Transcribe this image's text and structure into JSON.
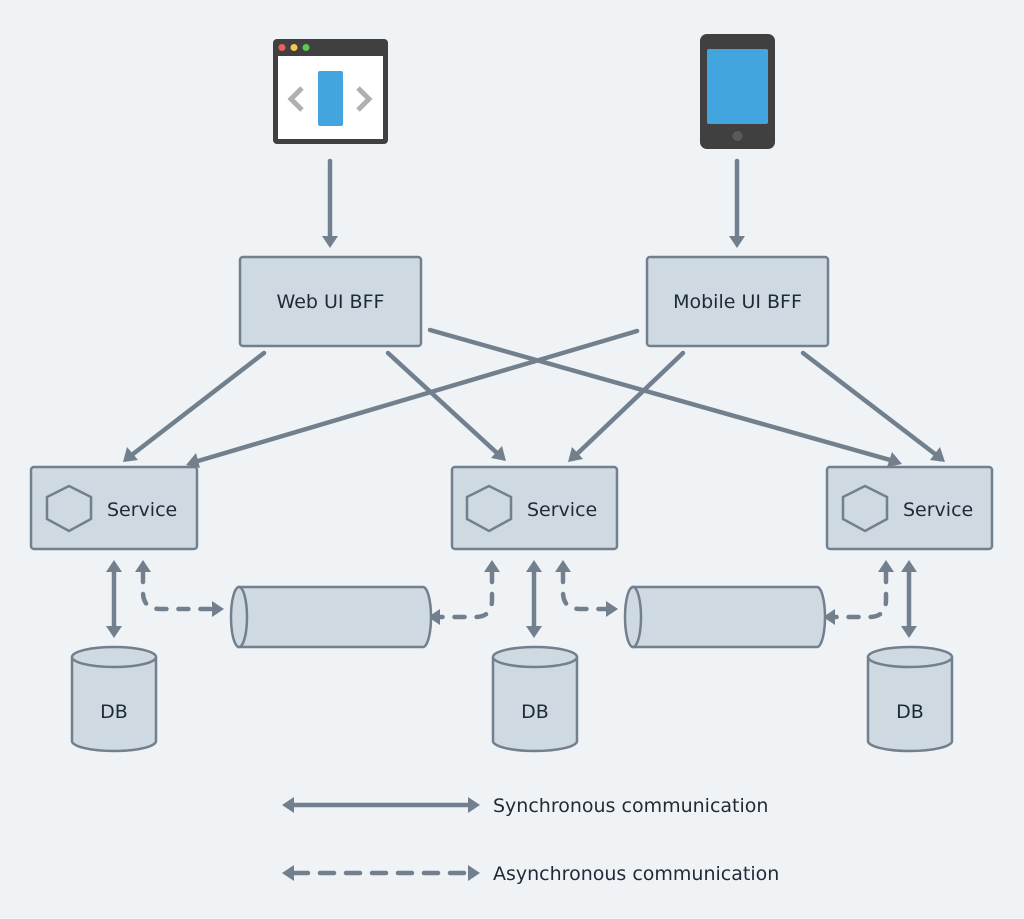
{
  "clients": {
    "web": {
      "icon": "browser-window-icon"
    },
    "mobile": {
      "icon": "mobile-phone-icon"
    }
  },
  "bffs": [
    {
      "label": "Web UI BFF"
    },
    {
      "label": "Mobile UI BFF"
    }
  ],
  "services": [
    {
      "label": "Service",
      "icon": "hexagon-icon"
    },
    {
      "label": "Service",
      "icon": "hexagon-icon"
    },
    {
      "label": "Service",
      "icon": "hexagon-icon"
    }
  ],
  "databases": [
    {
      "label": "DB"
    },
    {
      "label": "DB"
    },
    {
      "label": "DB"
    }
  ],
  "queues": [
    {
      "icon": "message-queue-icon"
    },
    {
      "icon": "message-queue-icon"
    }
  ],
  "legend": {
    "sync": "Synchronous communication",
    "async": "Asynchronous communication"
  },
  "colors": {
    "background": "#eff3f6",
    "box_fill": "#cfd9e1",
    "stroke": "#727f8c",
    "text": "#1e2a36",
    "screen_blue": "#42a5de",
    "device_dark": "#404040"
  }
}
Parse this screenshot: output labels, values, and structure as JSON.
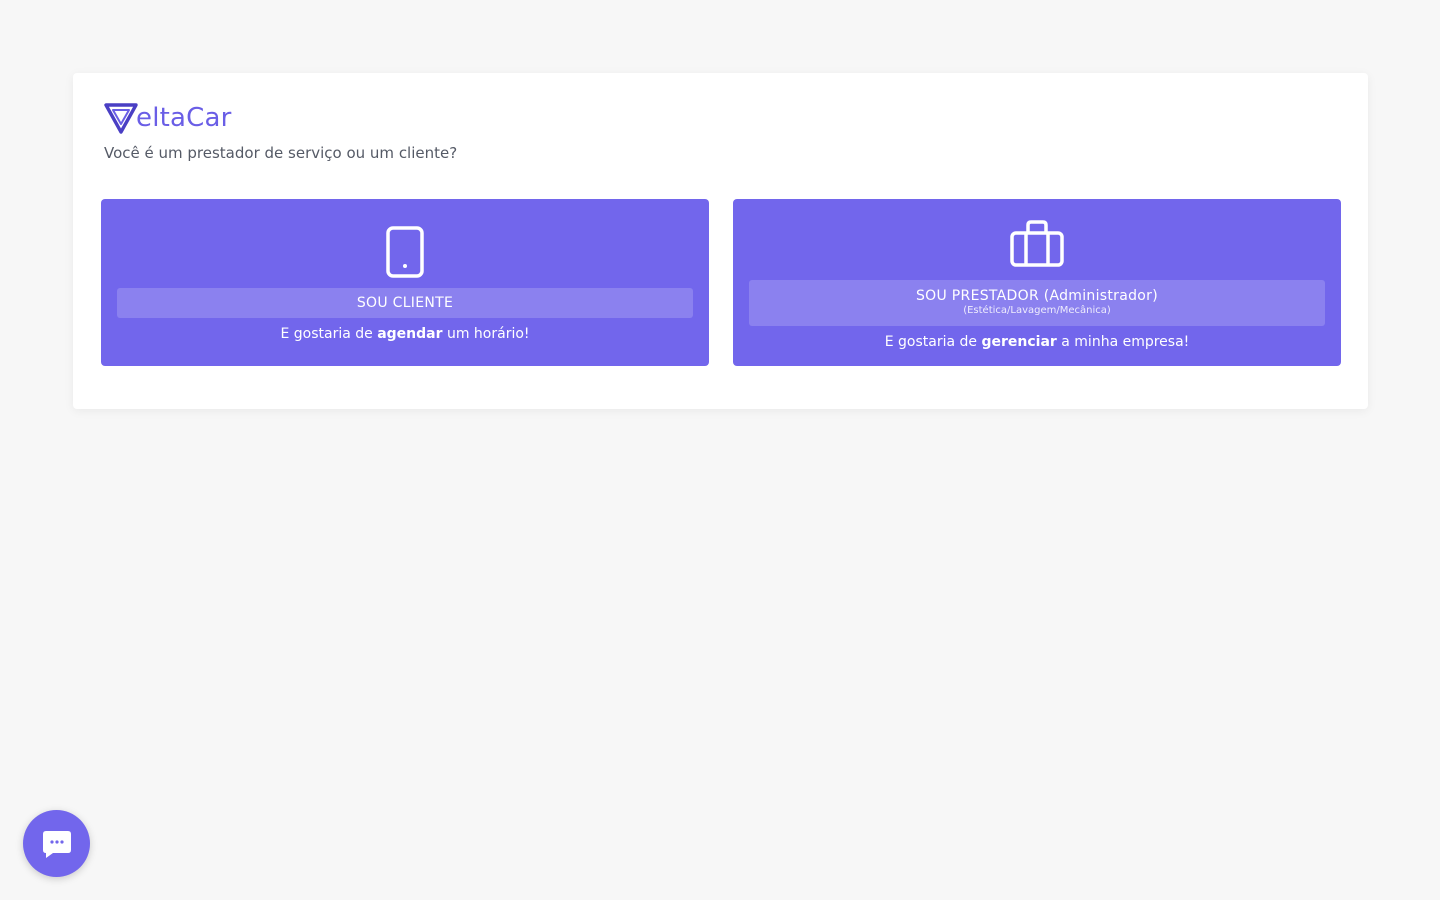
{
  "brand": {
    "name": "eltaCar",
    "logo_icon": "v-triangle-logo-icon",
    "accent_color": "#6a5ee6"
  },
  "question": "Você é um prestador de serviço ou um cliente?",
  "options": {
    "client": {
      "icon": "smartphone-icon",
      "label": "SOU CLIENTE",
      "tagline_pre": "E gostaria de ",
      "tagline_bold": "agendar",
      "tagline_post": " um horário!"
    },
    "provider": {
      "icon": "briefcase-icon",
      "label": "SOU PRESTADOR (Administrador)",
      "sublabel": "(Estética/Lavagem/Mecânica)",
      "tagline_pre": "E gostaria de ",
      "tagline_bold": "gerenciar",
      "tagline_post": " a minha empresa!"
    },
    "background_color": "#7266ec"
  },
  "chat": {
    "icon": "chat-bubble-icon"
  }
}
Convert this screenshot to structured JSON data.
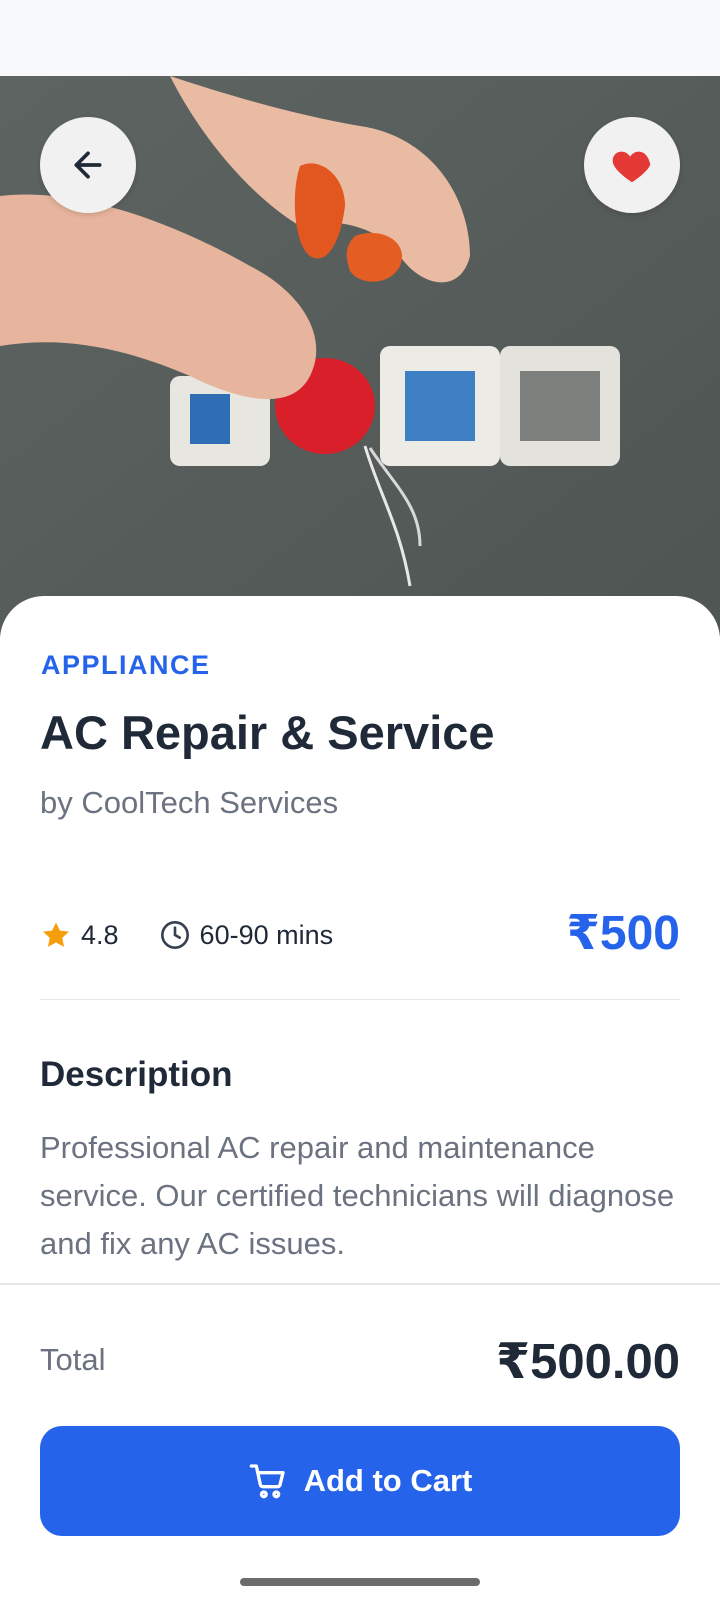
{
  "app": {
    "colors": {
      "accent": "#2563eb",
      "heart": "#e53935",
      "star": "#f59e0b"
    }
  },
  "hero": {
    "back_icon": "arrow-left-icon",
    "favorite_icon": "heart-icon"
  },
  "service": {
    "category": "APPLIANCE",
    "title": "AC Repair & Service",
    "provider": "by CoolTech Services",
    "rating": "4.8",
    "duration": "60-90 mins",
    "price": "₹500",
    "description_heading": "Description",
    "description": "Professional AC repair and maintenance service. Our certified technicians will diagnose and fix any AC issues."
  },
  "checkout": {
    "total_label": "Total",
    "total_value": "₹500.00",
    "add_to_cart_label": "Add to Cart",
    "cart_icon": "cart-icon"
  }
}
┄┄┄┄┄┄
**What the task requires:**
Reproduce all of the entries word for word, skipping any pictures they hold.

**Solution for this exercise:**
Transcribe this image's text and structure into JSON.
{
  "clients": {
    "web": {
      "icon": "browser-window-icon"
    },
    "mobile": {
      "icon": "mobile-phone-icon"
    }
  },
  "bffs": [
    {
      "label": "Web UI BFF"
    },
    {
      "label": "Mobile UI BFF"
    }
  ],
  "services": [
    {
      "label": "Service",
      "icon": "hexagon-icon"
    },
    {
      "label": "Service",
      "icon": "hexagon-icon"
    },
    {
      "label": "Service",
      "icon": "hexagon-icon"
    }
  ],
  "databases": [
    {
      "label": "DB"
    },
    {
      "label": "DB"
    },
    {
      "label": "DB"
    }
  ],
  "queues": [
    {
      "icon": "message-queue-icon"
    },
    {
      "icon": "message-queue-icon"
    }
  ],
  "legend": {
    "sync": "Synchronous communication",
    "async": "Asynchronous communication"
  },
  "colors": {
    "background": "#eff3f6",
    "box_fill": "#cfd9e1",
    "stroke": "#727f8c",
    "text": "#1e2a36",
    "screen_blue": "#42a5de",
    "device_dark": "#404040"
  }
}
Parse this screenshot: output labels, values, and structure as JSON.
{
  "brand": {
    "name": "eltaCar",
    "logo_icon": "v-triangle-logo-icon",
    "accent_color": "#6a5ee6"
  },
  "question": "Você é um prestador de serviço ou um cliente?",
  "options": {
    "client": {
      "icon": "smartphone-icon",
      "label": "SOU CLIENTE",
      "tagline_pre": "E gostaria de ",
      "tagline_bold": "agendar",
      "tagline_post": " um horário!"
    },
    "provider": {
      "icon": "briefcase-icon",
      "label": "SOU PRESTADOR (Administrador)",
      "sublabel": "(Estética/Lavagem/Mecânica)",
      "tagline_pre": "E gostaria de ",
      "tagline_bold": "gerenciar",
      "tagline_post": " a minha empresa!"
    },
    "background_color": "#7266ec"
  },
  "chat": {
    "icon": "chat-bubble-icon"
  }
}
Convert this screenshot to structured JSON data.
{
  "app": {
    "colors": {
      "accent": "#2563eb",
      "heart": "#e53935",
      "star": "#f59e0b"
    }
  },
  "hero": {
    "back_icon": "arrow-left-icon",
    "favorite_icon": "heart-icon"
  },
  "service": {
    "category": "APPLIANCE",
    "title": "AC Repair & Service",
    "provider": "by CoolTech Services",
    "rating": "4.8",
    "duration": "60-90 mins",
    "price": "₹500",
    "description_heading": "Description",
    "description": "Professional AC repair and maintenance service. Our certified technicians will diagnose and fix any AC issues."
  },
  "checkout": {
    "total_label": "Total",
    "total_value": "₹500.00",
    "add_to_cart_label": "Add to Cart",
    "cart_icon": "cart-icon"
  }
}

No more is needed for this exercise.